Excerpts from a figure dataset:
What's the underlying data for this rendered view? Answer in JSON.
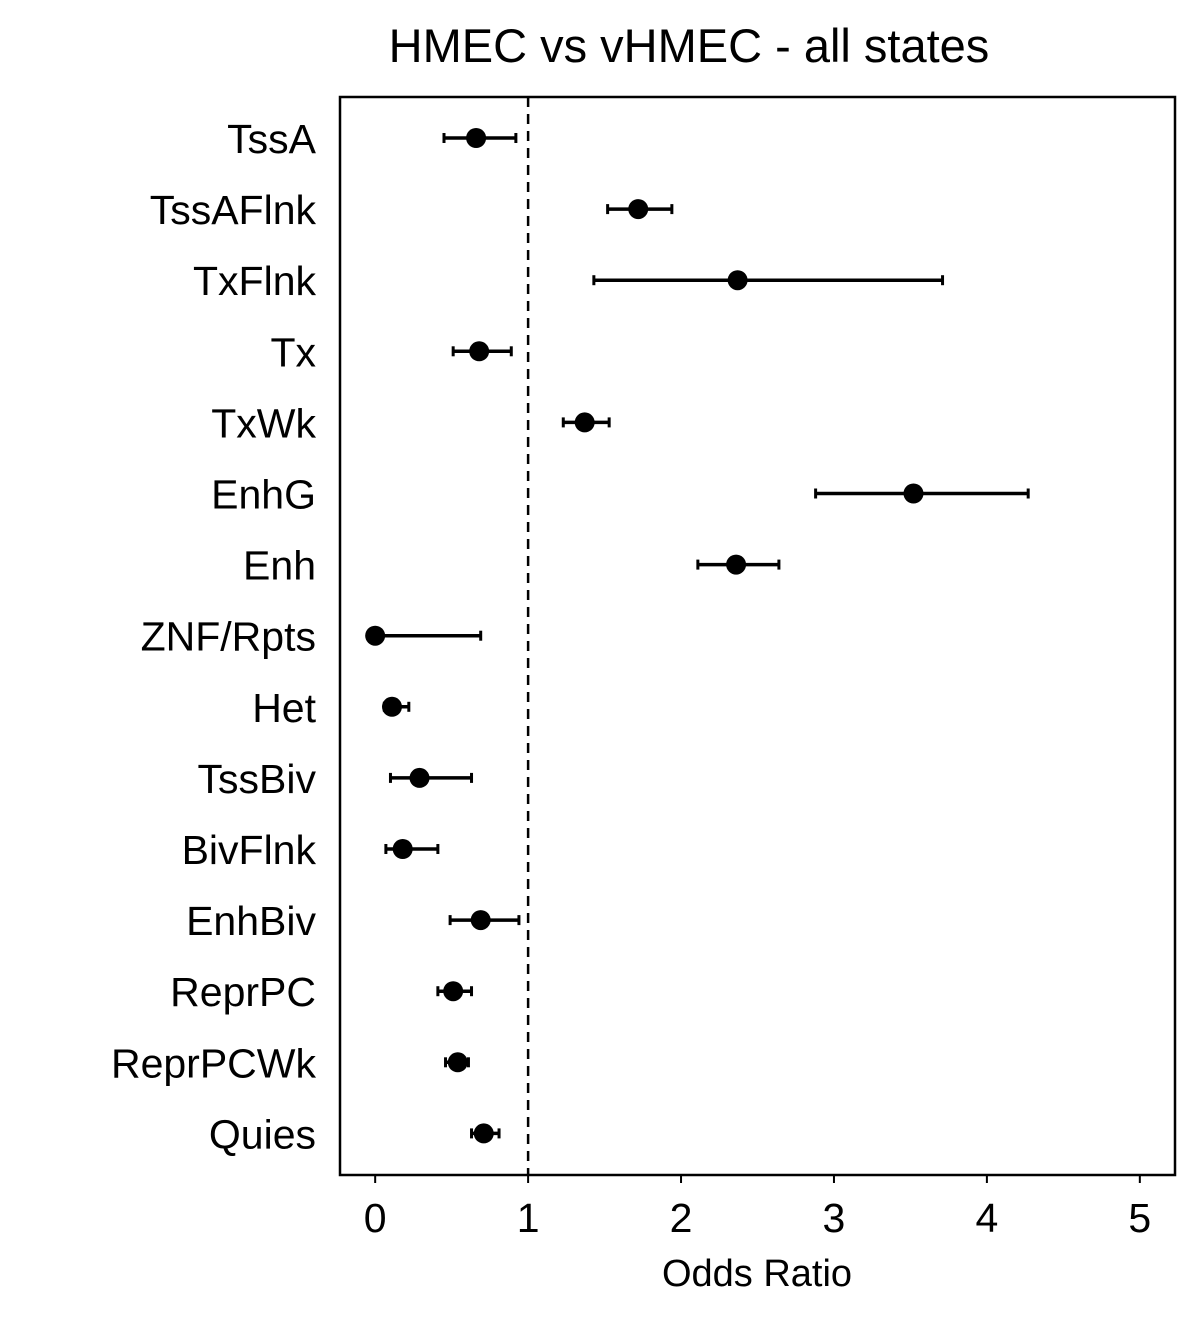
{
  "chart_data": {
    "type": "scatter",
    "subtype": "forest-plot",
    "title": "HMEC vs vHMEC - all states",
    "xlabel": "Odds Ratio",
    "ylabel": "",
    "xlim": [
      -0.23,
      5.23
    ],
    "x_ticks": [
      0,
      1,
      2,
      3,
      4,
      5
    ],
    "reference_line": {
      "x": 1,
      "style": "dashed"
    },
    "grid": false,
    "legend": "none",
    "categories": [
      "TssA",
      "TssAFlnk",
      "TxFlnk",
      "Tx",
      "TxWk",
      "EnhG",
      "Enh",
      "ZNF/Rpts",
      "Het",
      "TssBiv",
      "BivFlnk",
      "EnhBiv",
      "ReprPC",
      "ReprPCWk",
      "Quies"
    ],
    "series": [
      {
        "values": [
          0.66,
          1.72,
          2.37,
          0.68,
          1.37,
          3.52,
          2.36,
          0.0,
          0.11,
          0.29,
          0.18,
          0.69,
          0.51,
          0.54,
          0.71
        ],
        "ci_low": [
          0.45,
          1.52,
          1.43,
          0.51,
          1.23,
          2.88,
          2.11,
          0.0,
          0.06,
          0.1,
          0.07,
          0.49,
          0.41,
          0.46,
          0.63
        ],
        "ci_high": [
          0.92,
          1.94,
          3.71,
          0.89,
          1.53,
          4.27,
          2.64,
          0.69,
          0.22,
          0.63,
          0.41,
          0.94,
          0.63,
          0.61,
          0.81
        ]
      }
    ],
    "colors": {
      "marker": "#000000",
      "line": "#000000",
      "frame": "#000000"
    }
  }
}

# Goal of the exercise
Repeat the data exactly, dropping every picture it holds.

# Result
What's the underlying data for this rendered view? Answer in JSON.
{
  "chart_data": {
    "type": "scatter",
    "subtype": "forest-plot",
    "title": "HMEC vs vHMEC - all states",
    "xlabel": "Odds Ratio",
    "ylabel": "",
    "xlim": [
      -0.23,
      5.23
    ],
    "x_ticks": [
      0,
      1,
      2,
      3,
      4,
      5
    ],
    "reference_line": {
      "x": 1,
      "style": "dashed"
    },
    "grid": false,
    "legend": "none",
    "categories": [
      "TssA",
      "TssAFlnk",
      "TxFlnk",
      "Tx",
      "TxWk",
      "EnhG",
      "Enh",
      "ZNF/Rpts",
      "Het",
      "TssBiv",
      "BivFlnk",
      "EnhBiv",
      "ReprPC",
      "ReprPCWk",
      "Quies"
    ],
    "series": [
      {
        "values": [
          0.66,
          1.72,
          2.37,
          0.68,
          1.37,
          3.52,
          2.36,
          0.0,
          0.11,
          0.29,
          0.18,
          0.69,
          0.51,
          0.54,
          0.71
        ],
        "ci_low": [
          0.45,
          1.52,
          1.43,
          0.51,
          1.23,
          2.88,
          2.11,
          0.0,
          0.06,
          0.1,
          0.07,
          0.49,
          0.41,
          0.46,
          0.63
        ],
        "ci_high": [
          0.92,
          1.94,
          3.71,
          0.89,
          1.53,
          4.27,
          2.64,
          0.69,
          0.22,
          0.63,
          0.41,
          0.94,
          0.63,
          0.61,
          0.81
        ]
      }
    ],
    "colors": {
      "marker": "#000000",
      "line": "#000000",
      "frame": "#000000"
    }
  }
}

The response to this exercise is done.